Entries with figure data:
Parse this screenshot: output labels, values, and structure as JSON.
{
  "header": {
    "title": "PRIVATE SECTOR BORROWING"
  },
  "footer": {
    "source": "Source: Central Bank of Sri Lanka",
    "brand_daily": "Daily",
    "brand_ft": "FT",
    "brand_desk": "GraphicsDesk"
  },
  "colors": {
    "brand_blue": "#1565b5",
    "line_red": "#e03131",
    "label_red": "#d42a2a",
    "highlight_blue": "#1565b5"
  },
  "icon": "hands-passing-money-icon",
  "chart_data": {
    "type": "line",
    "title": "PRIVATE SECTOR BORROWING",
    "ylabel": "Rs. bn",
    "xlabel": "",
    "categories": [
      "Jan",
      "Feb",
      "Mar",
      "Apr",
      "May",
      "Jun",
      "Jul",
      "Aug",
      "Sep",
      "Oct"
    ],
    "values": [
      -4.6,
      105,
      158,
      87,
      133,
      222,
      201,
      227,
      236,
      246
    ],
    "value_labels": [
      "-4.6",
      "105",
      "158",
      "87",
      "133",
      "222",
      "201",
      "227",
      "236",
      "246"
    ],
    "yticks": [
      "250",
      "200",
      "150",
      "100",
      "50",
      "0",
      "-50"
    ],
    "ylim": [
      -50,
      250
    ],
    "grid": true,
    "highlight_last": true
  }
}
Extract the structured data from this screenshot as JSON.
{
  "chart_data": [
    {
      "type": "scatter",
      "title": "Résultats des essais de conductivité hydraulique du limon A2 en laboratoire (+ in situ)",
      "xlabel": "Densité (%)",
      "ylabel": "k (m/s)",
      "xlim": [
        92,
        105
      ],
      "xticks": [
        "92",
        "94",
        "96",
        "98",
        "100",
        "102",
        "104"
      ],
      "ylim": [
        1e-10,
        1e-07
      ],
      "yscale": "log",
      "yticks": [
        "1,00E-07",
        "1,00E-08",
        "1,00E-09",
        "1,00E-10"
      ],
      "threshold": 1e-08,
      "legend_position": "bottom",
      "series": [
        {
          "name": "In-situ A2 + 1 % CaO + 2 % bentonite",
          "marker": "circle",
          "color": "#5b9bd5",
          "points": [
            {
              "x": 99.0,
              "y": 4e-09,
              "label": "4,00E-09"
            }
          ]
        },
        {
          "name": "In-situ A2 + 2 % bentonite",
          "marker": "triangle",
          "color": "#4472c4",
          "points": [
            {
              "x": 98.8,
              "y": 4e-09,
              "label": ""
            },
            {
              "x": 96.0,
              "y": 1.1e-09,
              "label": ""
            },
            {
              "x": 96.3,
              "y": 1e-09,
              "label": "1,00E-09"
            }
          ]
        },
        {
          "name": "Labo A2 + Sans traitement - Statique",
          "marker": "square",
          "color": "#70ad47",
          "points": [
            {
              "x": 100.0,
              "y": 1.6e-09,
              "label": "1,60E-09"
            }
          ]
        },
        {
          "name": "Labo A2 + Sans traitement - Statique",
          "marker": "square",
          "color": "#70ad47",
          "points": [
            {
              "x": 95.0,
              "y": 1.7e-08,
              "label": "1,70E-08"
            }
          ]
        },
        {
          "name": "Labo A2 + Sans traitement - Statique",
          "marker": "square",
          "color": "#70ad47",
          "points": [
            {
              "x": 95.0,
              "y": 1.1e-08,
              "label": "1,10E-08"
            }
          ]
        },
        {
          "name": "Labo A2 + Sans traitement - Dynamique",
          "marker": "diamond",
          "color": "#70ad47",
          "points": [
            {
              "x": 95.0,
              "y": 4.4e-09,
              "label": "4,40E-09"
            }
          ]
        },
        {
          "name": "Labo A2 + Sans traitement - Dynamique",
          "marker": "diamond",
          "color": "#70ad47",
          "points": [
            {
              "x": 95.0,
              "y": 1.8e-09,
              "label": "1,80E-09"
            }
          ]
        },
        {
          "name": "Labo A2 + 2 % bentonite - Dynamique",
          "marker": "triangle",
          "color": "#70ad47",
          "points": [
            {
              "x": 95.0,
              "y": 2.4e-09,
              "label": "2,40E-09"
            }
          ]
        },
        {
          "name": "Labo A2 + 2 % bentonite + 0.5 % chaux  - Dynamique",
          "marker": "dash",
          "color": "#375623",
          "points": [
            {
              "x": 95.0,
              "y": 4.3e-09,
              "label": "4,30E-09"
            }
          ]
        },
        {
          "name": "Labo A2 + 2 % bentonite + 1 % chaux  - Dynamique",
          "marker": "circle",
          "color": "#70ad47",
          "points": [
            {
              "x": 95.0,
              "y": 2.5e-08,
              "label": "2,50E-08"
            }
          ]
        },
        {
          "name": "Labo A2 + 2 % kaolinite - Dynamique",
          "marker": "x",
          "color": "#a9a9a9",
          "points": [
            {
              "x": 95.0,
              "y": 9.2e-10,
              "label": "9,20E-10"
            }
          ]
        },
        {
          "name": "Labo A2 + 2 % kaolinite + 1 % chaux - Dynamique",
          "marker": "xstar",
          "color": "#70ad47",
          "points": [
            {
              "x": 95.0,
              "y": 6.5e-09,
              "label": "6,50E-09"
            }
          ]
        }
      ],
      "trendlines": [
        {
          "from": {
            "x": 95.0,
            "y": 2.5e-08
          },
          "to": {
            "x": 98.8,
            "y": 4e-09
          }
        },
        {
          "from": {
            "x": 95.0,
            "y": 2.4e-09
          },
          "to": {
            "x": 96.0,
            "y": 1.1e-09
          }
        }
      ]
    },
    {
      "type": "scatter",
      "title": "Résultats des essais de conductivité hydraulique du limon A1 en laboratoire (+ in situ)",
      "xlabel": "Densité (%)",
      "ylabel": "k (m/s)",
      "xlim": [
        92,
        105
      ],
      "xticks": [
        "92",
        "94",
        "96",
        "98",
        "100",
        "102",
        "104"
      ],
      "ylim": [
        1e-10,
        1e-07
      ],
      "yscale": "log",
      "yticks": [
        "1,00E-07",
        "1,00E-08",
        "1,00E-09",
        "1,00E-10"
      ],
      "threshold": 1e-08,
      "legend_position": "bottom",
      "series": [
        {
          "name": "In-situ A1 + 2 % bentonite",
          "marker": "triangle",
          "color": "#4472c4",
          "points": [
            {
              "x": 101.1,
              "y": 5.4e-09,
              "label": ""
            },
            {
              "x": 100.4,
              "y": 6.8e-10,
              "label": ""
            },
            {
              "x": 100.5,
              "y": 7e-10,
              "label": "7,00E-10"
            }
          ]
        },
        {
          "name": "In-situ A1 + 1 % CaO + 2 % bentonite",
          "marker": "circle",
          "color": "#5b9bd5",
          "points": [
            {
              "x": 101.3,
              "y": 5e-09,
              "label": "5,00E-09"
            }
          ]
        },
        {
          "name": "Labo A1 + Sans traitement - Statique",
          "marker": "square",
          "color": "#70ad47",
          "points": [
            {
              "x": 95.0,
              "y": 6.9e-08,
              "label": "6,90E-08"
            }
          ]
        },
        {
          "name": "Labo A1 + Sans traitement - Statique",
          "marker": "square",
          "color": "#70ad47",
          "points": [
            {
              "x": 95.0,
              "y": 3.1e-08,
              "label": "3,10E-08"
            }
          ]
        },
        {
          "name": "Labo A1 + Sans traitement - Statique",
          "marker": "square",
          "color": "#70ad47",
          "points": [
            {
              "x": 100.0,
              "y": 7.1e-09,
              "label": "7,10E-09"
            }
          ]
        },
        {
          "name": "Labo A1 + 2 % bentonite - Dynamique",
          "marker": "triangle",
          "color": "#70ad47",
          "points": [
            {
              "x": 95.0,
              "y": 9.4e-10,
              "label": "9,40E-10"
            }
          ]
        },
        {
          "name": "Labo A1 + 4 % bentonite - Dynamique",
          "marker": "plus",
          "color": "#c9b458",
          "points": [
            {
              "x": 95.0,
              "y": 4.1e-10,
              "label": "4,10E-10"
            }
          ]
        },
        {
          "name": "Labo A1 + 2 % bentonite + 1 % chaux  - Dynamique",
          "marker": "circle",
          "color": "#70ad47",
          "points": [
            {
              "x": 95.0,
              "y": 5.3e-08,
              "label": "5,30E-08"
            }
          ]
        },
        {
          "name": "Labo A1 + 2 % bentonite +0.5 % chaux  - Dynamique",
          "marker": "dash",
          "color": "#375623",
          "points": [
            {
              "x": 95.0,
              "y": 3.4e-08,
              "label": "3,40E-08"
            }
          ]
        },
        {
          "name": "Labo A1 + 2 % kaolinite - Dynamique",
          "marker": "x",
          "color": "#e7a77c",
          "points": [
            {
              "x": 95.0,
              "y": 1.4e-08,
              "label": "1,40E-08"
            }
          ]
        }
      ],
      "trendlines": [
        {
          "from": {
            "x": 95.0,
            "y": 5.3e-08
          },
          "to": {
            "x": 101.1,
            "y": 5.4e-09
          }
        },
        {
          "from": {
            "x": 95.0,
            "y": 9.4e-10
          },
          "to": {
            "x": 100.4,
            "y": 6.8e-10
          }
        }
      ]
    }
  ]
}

**Task to carry out:** Check every line of the data above for the string "BORROWING", and copy those that have it.

**Response:**
    "title": "PRIVATE SECTOR BORROWING"
    "title": "PRIVATE SECTOR BORROWING",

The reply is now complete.